Reproduce all the entries exactly.

## BEGIN Information provided

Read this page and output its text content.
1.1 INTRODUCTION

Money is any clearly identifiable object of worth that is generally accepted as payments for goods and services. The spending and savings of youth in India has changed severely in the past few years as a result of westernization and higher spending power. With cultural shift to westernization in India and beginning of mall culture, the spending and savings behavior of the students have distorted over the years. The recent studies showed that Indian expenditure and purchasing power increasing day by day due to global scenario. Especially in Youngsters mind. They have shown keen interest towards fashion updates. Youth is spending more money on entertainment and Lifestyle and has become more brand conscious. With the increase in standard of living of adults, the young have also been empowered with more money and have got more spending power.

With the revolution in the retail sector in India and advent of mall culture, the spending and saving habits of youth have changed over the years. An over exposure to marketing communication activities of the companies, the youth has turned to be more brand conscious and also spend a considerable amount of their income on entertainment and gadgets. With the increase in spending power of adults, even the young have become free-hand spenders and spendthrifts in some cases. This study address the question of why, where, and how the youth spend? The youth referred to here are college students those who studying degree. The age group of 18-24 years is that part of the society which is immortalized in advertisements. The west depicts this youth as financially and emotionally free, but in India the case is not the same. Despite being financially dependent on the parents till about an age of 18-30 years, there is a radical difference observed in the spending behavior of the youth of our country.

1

## END Information provided

▶ [Solution to this exercise]:
Read this page and output its text content.
1.1 INTRODUCTION

Money is any clearly identifiable object of worth that is generally accepted as payments for goods and services. The spending and savings of youth in India has changed severely in the past few years as a result of westernization and higher spending power. With cultural shift to westernization in India and beginning of mall culture, the spending and savings behavior of the students have distorted over the years. The recent studies showed that Indian expenditure and purchasing power increasing day by day due to global scenario. Especially in Youngsters mind. They have shown keen interest towards fashion updates. Youth is spending more money on entertainment and Lifestyle and has become more brand conscious. With the increase in standard of living of adults, the young have also been empowered with more money and have got more spending power.

With the revolution in the retail sector in India and advent of mall culture, the spending and saving habits of youth have changed over the years. An over exposure to marketing communication activities of the companies, the youth has turned to be more brand conscious and also spend a considerable amount of their income on entertainment and gadgets. With the increase in spending power of adults, even the young have become free-hand spenders and spendthrifts in some cases. This study address the question of why, where, and how the youth spend? The youth referred to here are college students those who studying degree. The age group of 18-24 years is that part of the society which is immortalized in advertisements. The west depicts this youth as financially and emotionally free, but in India the case is not the same. Despite being financially dependent on the parents till about an age of 18-30 years, there is a radical difference observed in the spending behavior of the youth of our country.

1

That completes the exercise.